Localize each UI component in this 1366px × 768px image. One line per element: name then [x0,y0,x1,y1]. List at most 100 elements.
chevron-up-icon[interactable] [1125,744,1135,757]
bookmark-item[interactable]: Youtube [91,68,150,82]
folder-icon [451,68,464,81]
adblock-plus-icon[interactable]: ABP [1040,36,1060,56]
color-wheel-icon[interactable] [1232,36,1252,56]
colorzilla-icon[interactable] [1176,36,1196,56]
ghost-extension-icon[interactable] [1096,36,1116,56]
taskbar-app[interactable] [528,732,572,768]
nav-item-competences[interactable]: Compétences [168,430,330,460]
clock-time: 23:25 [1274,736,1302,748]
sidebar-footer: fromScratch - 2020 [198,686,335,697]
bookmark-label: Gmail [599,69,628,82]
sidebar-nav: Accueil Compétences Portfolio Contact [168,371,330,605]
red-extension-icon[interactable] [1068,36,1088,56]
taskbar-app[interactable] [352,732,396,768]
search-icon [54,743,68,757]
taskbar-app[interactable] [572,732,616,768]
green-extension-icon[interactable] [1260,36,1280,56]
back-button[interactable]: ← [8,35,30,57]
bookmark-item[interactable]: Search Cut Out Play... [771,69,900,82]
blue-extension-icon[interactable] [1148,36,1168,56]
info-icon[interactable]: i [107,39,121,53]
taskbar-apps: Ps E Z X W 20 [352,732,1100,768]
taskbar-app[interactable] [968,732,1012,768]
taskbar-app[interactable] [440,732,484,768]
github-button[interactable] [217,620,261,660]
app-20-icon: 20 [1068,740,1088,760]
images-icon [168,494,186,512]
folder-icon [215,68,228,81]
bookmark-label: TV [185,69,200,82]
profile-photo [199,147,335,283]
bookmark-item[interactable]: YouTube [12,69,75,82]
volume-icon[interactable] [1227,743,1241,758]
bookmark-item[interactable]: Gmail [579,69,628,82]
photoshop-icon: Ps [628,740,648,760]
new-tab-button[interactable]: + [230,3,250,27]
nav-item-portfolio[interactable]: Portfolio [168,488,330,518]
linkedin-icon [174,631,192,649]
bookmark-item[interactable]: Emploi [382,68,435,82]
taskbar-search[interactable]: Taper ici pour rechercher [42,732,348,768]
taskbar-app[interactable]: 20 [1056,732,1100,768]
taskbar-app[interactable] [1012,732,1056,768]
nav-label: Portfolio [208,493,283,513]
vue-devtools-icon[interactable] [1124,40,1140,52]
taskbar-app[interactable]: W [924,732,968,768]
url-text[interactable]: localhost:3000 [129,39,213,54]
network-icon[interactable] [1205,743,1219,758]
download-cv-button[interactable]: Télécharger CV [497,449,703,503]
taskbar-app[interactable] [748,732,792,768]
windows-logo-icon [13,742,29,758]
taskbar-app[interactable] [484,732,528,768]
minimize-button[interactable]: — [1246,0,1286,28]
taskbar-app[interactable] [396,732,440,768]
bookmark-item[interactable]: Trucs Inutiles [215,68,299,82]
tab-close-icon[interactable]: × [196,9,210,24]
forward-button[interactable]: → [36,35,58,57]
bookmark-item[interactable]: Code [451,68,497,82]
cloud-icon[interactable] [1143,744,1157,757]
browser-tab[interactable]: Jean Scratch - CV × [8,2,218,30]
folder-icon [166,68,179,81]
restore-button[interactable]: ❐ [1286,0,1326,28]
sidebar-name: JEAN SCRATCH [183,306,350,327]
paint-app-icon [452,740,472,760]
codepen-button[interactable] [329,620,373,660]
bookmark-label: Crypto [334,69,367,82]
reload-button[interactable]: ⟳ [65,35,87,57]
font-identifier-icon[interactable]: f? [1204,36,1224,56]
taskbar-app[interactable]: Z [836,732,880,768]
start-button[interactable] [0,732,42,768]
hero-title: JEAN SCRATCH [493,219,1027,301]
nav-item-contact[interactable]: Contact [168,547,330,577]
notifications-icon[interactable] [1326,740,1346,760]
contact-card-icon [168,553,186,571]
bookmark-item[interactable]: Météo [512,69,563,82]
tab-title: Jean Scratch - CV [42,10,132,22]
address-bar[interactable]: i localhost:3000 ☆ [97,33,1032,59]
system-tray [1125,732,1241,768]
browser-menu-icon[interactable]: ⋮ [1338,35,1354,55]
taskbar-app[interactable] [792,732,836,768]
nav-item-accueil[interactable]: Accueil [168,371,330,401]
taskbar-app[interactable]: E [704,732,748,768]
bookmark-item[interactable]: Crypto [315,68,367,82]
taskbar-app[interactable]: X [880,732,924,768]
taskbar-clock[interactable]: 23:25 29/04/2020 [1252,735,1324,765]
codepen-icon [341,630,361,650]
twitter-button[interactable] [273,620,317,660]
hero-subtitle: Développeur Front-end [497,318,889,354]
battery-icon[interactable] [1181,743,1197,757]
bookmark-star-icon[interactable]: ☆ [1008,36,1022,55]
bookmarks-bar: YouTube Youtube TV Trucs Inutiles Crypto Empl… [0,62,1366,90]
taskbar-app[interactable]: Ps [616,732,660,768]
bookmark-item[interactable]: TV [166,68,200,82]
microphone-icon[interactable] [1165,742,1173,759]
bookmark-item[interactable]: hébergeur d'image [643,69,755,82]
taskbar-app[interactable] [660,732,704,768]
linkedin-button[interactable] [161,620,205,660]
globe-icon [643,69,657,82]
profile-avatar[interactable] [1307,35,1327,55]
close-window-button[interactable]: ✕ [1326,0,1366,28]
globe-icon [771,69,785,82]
---------------
== TO DO ==
Copy out every line of the records above word for word, keeping each line unchanged.

== CORRECT RESPONSE ==
Localize each UI component in this 1366px × 768px image. One line per element: name then [x0,y0,x1,y1]. List at most 100 elements.
chevron-up-icon[interactable] [1125,744,1135,757]
bookmark-item[interactable]: Youtube [91,68,150,82]
folder-icon [451,68,464,81]
adblock-plus-icon[interactable]: ABP [1040,36,1060,56]
color-wheel-icon[interactable] [1232,36,1252,56]
colorzilla-icon[interactable] [1176,36,1196,56]
ghost-extension-icon[interactable] [1096,36,1116,56]
taskbar-app[interactable] [528,732,572,768]
nav-item-competences[interactable]: Compétences [168,430,330,460]
clock-time: 23:25 [1274,736,1302,748]
sidebar-footer: fromScratch - 2020 [198,686,335,697]
bookmark-label: Gmail [599,69,628,82]
sidebar-nav: Accueil Compétences Portfolio Contact [168,371,330,605]
red-extension-icon[interactable] [1068,36,1088,56]
taskbar-app[interactable] [352,732,396,768]
search-icon [54,743,68,757]
taskbar-app[interactable] [572,732,616,768]
green-extension-icon[interactable] [1260,36,1280,56]
back-button[interactable]: ← [8,35,30,57]
bookmark-item[interactable]: Search Cut Out Play... [771,69,900,82]
blue-extension-icon[interactable] [1148,36,1168,56]
info-icon[interactable]: i [107,39,121,53]
taskbar-apps: Ps E Z X W 20 [352,732,1100,768]
taskbar-app[interactable] [968,732,1012,768]
taskbar-app[interactable] [440,732,484,768]
github-button[interactable] [217,620,261,660]
app-20-icon: 20 [1068,740,1088,760]
images-icon [168,494,186,512]
folder-icon [215,68,228,81]
bookmark-label: TV [185,69,200,82]
profile-photo [199,147,335,283]
bookmark-item[interactable]: YouTube [12,69,75,82]
volume-icon[interactable] [1227,743,1241,758]
bookmark-item[interactable]: Gmail [579,69,628,82]
photoshop-icon: Ps [628,740,648,760]
new-tab-button[interactable]: + [230,3,250,27]
nav-item-portfolio[interactable]: Portfolio [168,488,330,518]
linkedin-icon [174,631,192,649]
bookmark-item[interactable]: Emploi [382,68,435,82]
taskbar-search[interactable]: Taper ici pour rechercher [42,732,348,768]
taskbar-app[interactable]: 20 [1056,732,1100,768]
taskbar-app[interactable] [1012,732,1056,768]
nav-label: Portfolio [208,493,283,513]
vue-devtools-icon[interactable] [1124,40,1140,52]
taskbar-app[interactable]: W [924,732,968,768]
url-text[interactable]: localhost:3000 [129,39,213,54]
network-icon[interactable] [1205,743,1219,758]
download-cv-button[interactable]: Télécharger CV [497,449,703,503]
taskbar-app[interactable] [748,732,792,768]
windows-logo-icon [13,742,29,758]
taskbar-app[interactable] [484,732,528,768]
minimize-button[interactable]: — [1246,0,1286,28]
taskbar-app[interactable] [396,732,440,768]
bookmark-item[interactable]: Trucs Inutiles [215,68,299,82]
tab-close-icon[interactable]: × [196,9,210,24]
forward-button[interactable]: → [36,35,58,57]
bookmark-item[interactable]: Code [451,68,497,82]
cloud-icon[interactable] [1143,744,1157,757]
browser-tab[interactable]: Jean Scratch - CV × [8,2,218,30]
folder-icon [166,68,179,81]
restore-button[interactable]: ❐ [1286,0,1326,28]
sidebar-name: JEAN SCRATCH [183,306,350,327]
paint-app-icon [452,740,472,760]
codepen-button[interactable] [329,620,373,660]
bookmark-label: Crypto [334,69,367,82]
reload-button[interactable]: ⟳ [65,35,87,57]
font-identifier-icon[interactable]: f? [1204,36,1224,56]
taskbar-app[interactable]: Z [836,732,880,768]
start-button[interactable] [0,732,42,768]
hero-title: JEAN SCRATCH [493,219,1027,301]
nav-item-contact[interactable]: Contact [168,547,330,577]
notifications-icon[interactable] [1326,740,1346,760]
contact-card-icon [168,553,186,571]
bookmark-item[interactable]: Météo [512,69,563,82]
tab-title: Jean Scratch - CV [42,10,132,22]
address-bar[interactable]: i localhost:3000 ☆ [97,33,1032,59]
system-tray [1125,732,1241,768]
browser-menu-icon[interactable]: ⋮ [1338,35,1354,55]
taskbar-app[interactable] [792,732,836,768]
nav-item-accueil[interactable]: Accueil [168,371,330,401]
taskbar-app[interactable]: E [704,732,748,768]
bookmark-item[interactable]: Crypto [315,68,367,82]
taskbar-app[interactable]: X [880,732,924,768]
taskbar-clock[interactable]: 23:25 29/04/2020 [1252,735,1324,765]
codepen-icon [341,630,361,650]
twitter-button[interactable] [273,620,317,660]
hero-subtitle: Développeur Front-end [497,318,889,354]
battery-icon[interactable] [1181,743,1197,757]
bookmark-star-icon[interactable]: ☆ [1008,36,1022,55]
bookmarks-bar: YouTube Youtube TV Trucs Inutiles Crypto Empl… [0,62,1366,90]
taskbar-app[interactable]: Ps [616,732,660,768]
bookmark-item[interactable]: TV [166,68,200,82]
microphone-icon[interactable] [1165,742,1173,759]
bookmark-item[interactable]: hébergeur d'image [643,69,755,82]
taskbar-app[interactable] [660,732,704,768]
linkedin-button[interactable] [161,620,205,660]
globe-icon [643,69,657,82]
profile-avatar[interactable] [1307,35,1327,55]
close-window-button[interactable]: ✕ [1326,0,1366,28]
globe-icon [771,69,785,82]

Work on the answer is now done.